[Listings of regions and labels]
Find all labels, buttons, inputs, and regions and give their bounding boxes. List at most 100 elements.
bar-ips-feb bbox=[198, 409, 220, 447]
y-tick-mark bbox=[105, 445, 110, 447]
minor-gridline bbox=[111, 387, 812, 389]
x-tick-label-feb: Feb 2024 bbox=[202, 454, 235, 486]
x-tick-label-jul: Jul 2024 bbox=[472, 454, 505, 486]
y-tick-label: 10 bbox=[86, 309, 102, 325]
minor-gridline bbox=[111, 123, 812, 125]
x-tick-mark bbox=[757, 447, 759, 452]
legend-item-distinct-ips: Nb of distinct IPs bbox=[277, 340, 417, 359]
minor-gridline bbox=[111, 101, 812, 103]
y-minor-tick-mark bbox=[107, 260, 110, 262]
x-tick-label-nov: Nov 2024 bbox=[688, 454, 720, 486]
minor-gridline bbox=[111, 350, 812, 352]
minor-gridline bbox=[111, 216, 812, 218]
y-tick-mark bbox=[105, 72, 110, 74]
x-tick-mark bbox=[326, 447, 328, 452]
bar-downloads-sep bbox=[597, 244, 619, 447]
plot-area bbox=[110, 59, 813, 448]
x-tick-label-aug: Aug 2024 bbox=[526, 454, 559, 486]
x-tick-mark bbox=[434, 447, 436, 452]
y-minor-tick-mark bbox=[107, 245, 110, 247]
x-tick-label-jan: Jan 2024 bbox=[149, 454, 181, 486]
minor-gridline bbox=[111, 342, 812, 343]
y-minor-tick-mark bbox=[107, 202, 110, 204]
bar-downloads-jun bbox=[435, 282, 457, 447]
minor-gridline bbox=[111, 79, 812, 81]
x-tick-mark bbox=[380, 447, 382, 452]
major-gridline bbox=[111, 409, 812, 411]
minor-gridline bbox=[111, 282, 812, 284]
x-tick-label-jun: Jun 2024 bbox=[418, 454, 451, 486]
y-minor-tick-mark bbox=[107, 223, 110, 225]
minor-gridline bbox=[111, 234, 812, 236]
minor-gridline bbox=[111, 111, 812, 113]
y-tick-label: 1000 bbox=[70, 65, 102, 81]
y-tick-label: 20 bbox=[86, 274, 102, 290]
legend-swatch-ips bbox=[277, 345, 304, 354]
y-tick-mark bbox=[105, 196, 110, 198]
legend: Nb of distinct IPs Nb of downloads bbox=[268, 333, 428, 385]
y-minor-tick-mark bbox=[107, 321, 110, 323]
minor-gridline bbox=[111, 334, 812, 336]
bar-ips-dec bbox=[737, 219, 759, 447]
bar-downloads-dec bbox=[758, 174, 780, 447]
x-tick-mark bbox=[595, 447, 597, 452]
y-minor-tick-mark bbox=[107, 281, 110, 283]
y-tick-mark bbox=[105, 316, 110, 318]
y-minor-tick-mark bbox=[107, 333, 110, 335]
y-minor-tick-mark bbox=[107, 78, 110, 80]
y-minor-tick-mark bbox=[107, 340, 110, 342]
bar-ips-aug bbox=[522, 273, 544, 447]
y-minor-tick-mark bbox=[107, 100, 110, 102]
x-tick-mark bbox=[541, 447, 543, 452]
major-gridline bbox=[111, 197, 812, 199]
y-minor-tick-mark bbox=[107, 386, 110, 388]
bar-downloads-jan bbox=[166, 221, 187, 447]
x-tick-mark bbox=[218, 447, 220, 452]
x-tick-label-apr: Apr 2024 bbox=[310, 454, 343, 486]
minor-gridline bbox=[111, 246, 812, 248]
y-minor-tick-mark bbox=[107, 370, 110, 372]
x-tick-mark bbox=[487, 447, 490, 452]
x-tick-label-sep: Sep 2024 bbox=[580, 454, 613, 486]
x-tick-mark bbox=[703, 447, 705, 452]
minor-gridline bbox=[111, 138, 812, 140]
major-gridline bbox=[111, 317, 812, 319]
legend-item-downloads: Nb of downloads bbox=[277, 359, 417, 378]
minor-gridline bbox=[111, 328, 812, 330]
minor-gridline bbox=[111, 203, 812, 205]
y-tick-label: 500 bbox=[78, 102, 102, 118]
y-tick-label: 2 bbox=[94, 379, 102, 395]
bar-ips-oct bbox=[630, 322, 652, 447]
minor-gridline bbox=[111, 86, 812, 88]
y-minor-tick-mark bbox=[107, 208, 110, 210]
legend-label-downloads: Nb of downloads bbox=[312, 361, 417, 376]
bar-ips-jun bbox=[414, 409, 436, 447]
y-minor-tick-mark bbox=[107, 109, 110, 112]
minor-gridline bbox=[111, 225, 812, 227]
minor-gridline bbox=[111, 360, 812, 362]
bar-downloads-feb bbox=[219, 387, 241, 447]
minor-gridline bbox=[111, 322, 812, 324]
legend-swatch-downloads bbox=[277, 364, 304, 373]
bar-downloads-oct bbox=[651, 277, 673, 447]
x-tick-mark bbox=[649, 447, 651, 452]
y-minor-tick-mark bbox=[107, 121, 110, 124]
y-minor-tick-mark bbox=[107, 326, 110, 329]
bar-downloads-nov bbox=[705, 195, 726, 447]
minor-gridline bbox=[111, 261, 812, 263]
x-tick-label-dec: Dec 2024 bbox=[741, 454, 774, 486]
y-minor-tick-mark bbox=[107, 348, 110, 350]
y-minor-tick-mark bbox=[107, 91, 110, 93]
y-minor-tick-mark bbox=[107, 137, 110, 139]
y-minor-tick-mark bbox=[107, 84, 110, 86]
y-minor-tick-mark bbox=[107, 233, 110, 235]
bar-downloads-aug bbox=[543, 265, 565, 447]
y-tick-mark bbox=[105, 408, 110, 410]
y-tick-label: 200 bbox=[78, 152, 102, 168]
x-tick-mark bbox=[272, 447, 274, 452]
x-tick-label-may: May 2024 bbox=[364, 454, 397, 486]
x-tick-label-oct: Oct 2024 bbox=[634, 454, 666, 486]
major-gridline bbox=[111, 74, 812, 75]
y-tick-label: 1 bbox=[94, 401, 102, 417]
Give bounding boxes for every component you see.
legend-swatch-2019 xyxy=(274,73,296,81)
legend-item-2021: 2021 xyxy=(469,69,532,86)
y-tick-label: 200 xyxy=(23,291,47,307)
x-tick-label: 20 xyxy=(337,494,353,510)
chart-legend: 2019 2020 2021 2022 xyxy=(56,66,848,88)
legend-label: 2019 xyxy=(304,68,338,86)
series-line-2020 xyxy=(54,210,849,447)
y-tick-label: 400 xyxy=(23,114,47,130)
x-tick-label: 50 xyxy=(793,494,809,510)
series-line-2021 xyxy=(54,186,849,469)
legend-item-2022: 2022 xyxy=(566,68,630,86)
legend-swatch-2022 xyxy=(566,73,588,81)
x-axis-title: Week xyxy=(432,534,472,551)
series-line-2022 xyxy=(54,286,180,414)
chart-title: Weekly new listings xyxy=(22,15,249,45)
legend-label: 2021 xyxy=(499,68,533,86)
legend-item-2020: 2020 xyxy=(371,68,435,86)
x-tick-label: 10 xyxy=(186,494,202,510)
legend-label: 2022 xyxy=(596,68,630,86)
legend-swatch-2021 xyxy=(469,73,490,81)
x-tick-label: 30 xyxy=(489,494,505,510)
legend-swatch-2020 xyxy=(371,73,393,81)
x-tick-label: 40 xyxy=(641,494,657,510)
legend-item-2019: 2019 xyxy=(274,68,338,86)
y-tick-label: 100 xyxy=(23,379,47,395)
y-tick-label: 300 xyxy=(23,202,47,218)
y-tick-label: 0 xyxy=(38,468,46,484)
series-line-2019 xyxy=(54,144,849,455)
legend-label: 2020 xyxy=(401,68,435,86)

• Do this: Return every line of the items above without any change, keeping each character and the original order.

• Complete response:
Find all labels, buttons, inputs, and regions and give their bounding boxes. List at most 100 elements.
bar-ips-feb bbox=[198, 409, 220, 447]
y-tick-mark bbox=[105, 445, 110, 447]
minor-gridline bbox=[111, 387, 812, 389]
x-tick-label-feb: Feb 2024 bbox=[202, 454, 235, 486]
x-tick-label-jul: Jul 2024 bbox=[472, 454, 505, 486]
y-tick-label: 10 bbox=[86, 309, 102, 325]
minor-gridline bbox=[111, 123, 812, 125]
x-tick-mark bbox=[757, 447, 759, 452]
legend-item-distinct-ips: Nb of distinct IPs bbox=[277, 340, 417, 359]
minor-gridline bbox=[111, 101, 812, 103]
y-minor-tick-mark bbox=[107, 260, 110, 262]
x-tick-label-nov: Nov 2024 bbox=[688, 454, 720, 486]
minor-gridline bbox=[111, 350, 812, 352]
minor-gridline bbox=[111, 216, 812, 218]
y-tick-mark bbox=[105, 72, 110, 74]
x-tick-mark bbox=[326, 447, 328, 452]
bar-downloads-sep bbox=[597, 244, 619, 447]
plot-area bbox=[110, 59, 813, 448]
x-tick-label-aug: Aug 2024 bbox=[526, 454, 559, 486]
x-tick-mark bbox=[434, 447, 436, 452]
y-minor-tick-mark bbox=[107, 245, 110, 247]
x-tick-label-jan: Jan 2024 bbox=[149, 454, 181, 486]
minor-gridline bbox=[111, 342, 812, 343]
y-minor-tick-mark bbox=[107, 202, 110, 204]
bar-downloads-jun bbox=[435, 282, 457, 447]
minor-gridline bbox=[111, 79, 812, 81]
x-tick-mark bbox=[380, 447, 382, 452]
major-gridline bbox=[111, 409, 812, 411]
minor-gridline bbox=[111, 282, 812, 284]
x-tick-label-jun: Jun 2024 bbox=[418, 454, 451, 486]
y-minor-tick-mark bbox=[107, 223, 110, 225]
minor-gridline bbox=[111, 234, 812, 236]
minor-gridline bbox=[111, 111, 812, 113]
y-tick-label: 1000 bbox=[70, 65, 102, 81]
y-tick-label: 20 bbox=[86, 274, 102, 290]
legend-swatch-ips bbox=[277, 345, 304, 354]
y-tick-mark bbox=[105, 196, 110, 198]
legend: Nb of distinct IPs Nb of downloads bbox=[268, 333, 428, 385]
y-minor-tick-mark bbox=[107, 321, 110, 323]
minor-gridline bbox=[111, 334, 812, 336]
bar-ips-dec bbox=[737, 219, 759, 447]
bar-downloads-dec bbox=[758, 174, 780, 447]
x-tick-mark bbox=[595, 447, 597, 452]
y-minor-tick-mark bbox=[107, 281, 110, 283]
y-tick-mark bbox=[105, 316, 110, 318]
y-minor-tick-mark bbox=[107, 333, 110, 335]
y-minor-tick-mark bbox=[107, 78, 110, 80]
y-minor-tick-mark bbox=[107, 340, 110, 342]
bar-ips-aug bbox=[522, 273, 544, 447]
y-minor-tick-mark bbox=[107, 100, 110, 102]
x-tick-mark bbox=[541, 447, 543, 452]
major-gridline bbox=[111, 197, 812, 199]
y-minor-tick-mark bbox=[107, 386, 110, 388]
bar-downloads-jan bbox=[166, 221, 187, 447]
x-tick-mark bbox=[218, 447, 220, 452]
x-tick-label-apr: Apr 2024 bbox=[310, 454, 343, 486]
minor-gridline bbox=[111, 246, 812, 248]
y-minor-tick-mark bbox=[107, 370, 110, 372]
x-tick-mark bbox=[487, 447, 490, 452]
x-tick-label-sep: Sep 2024 bbox=[580, 454, 613, 486]
x-tick-mark bbox=[703, 447, 705, 452]
minor-gridline bbox=[111, 138, 812, 140]
major-gridline bbox=[111, 317, 812, 319]
legend-item-downloads: Nb of downloads bbox=[277, 359, 417, 378]
minor-gridline bbox=[111, 328, 812, 330]
minor-gridline bbox=[111, 203, 812, 205]
y-tick-label: 500 bbox=[78, 102, 102, 118]
y-tick-label: 2 bbox=[94, 379, 102, 395]
bar-ips-oct bbox=[630, 322, 652, 447]
minor-gridline bbox=[111, 86, 812, 88]
y-minor-tick-mark bbox=[107, 208, 110, 210]
legend-label-downloads: Nb of downloads bbox=[312, 361, 417, 376]
bar-ips-jun bbox=[414, 409, 436, 447]
y-minor-tick-mark bbox=[107, 109, 110, 112]
minor-gridline bbox=[111, 225, 812, 227]
minor-gridline bbox=[111, 360, 812, 362]
bar-downloads-feb bbox=[219, 387, 241, 447]
minor-gridline bbox=[111, 322, 812, 324]
legend-swatch-downloads bbox=[277, 364, 304, 373]
bar-downloads-oct bbox=[651, 277, 673, 447]
x-tick-mark bbox=[649, 447, 651, 452]
y-minor-tick-mark bbox=[107, 121, 110, 124]
y-minor-tick-mark bbox=[107, 326, 110, 329]
bar-downloads-nov bbox=[705, 195, 726, 447]
minor-gridline bbox=[111, 261, 812, 263]
x-tick-label-dec: Dec 2024 bbox=[741, 454, 774, 486]
y-minor-tick-mark bbox=[107, 348, 110, 350]
y-minor-tick-mark bbox=[107, 91, 110, 93]
y-minor-tick-mark bbox=[107, 137, 110, 139]
y-minor-tick-mark bbox=[107, 84, 110, 86]
y-minor-tick-mark bbox=[107, 233, 110, 235]
bar-downloads-aug bbox=[543, 265, 565, 447]
y-tick-mark bbox=[105, 408, 110, 410]
y-tick-label: 200 bbox=[78, 152, 102, 168]
x-tick-mark bbox=[272, 447, 274, 452]
x-tick-label-may: May 2024 bbox=[364, 454, 397, 486]
x-tick-label-oct: Oct 2024 bbox=[634, 454, 666, 486]
major-gridline bbox=[111, 74, 812, 75]
y-tick-label: 1 bbox=[94, 401, 102, 417]
Give bounding boxes for every component you see.
legend-swatch-2019 xyxy=(274,73,296,81)
legend-item-2021: 2021 xyxy=(469,69,532,86)
y-tick-label: 200 xyxy=(23,291,47,307)
x-tick-label: 20 xyxy=(337,494,353,510)
chart-legend: 2019 2020 2021 2022 xyxy=(56,66,848,88)
legend-label: 2019 xyxy=(304,68,338,86)
series-line-2020 xyxy=(54,210,849,447)
y-tick-label: 400 xyxy=(23,114,47,130)
x-tick-label: 50 xyxy=(793,494,809,510)
series-line-2021 xyxy=(54,186,849,469)
legend-item-2022: 2022 xyxy=(566,68,630,86)
legend-swatch-2022 xyxy=(566,73,588,81)
x-axis-title: Week xyxy=(432,534,472,551)
series-line-2022 xyxy=(54,286,180,414)
chart-title: Weekly new listings xyxy=(22,15,249,45)
legend-label: 2021 xyxy=(499,68,533,86)
legend-item-2020: 2020 xyxy=(371,68,435,86)
x-tick-label: 10 xyxy=(186,494,202,510)
legend-label: 2022 xyxy=(596,68,630,86)
legend-swatch-2021 xyxy=(469,73,490,81)
x-tick-label: 30 xyxy=(489,494,505,510)
legend-swatch-2020 xyxy=(371,73,393,81)
x-tick-label: 40 xyxy=(641,494,657,510)
legend-item-2019: 2019 xyxy=(274,68,338,86)
y-tick-label: 100 xyxy=(23,379,47,395)
y-tick-label: 300 xyxy=(23,202,47,218)
y-tick-label: 0 xyxy=(38,468,46,484)
series-line-2019 xyxy=(54,144,849,455)
legend-label: 2020 xyxy=(401,68,435,86)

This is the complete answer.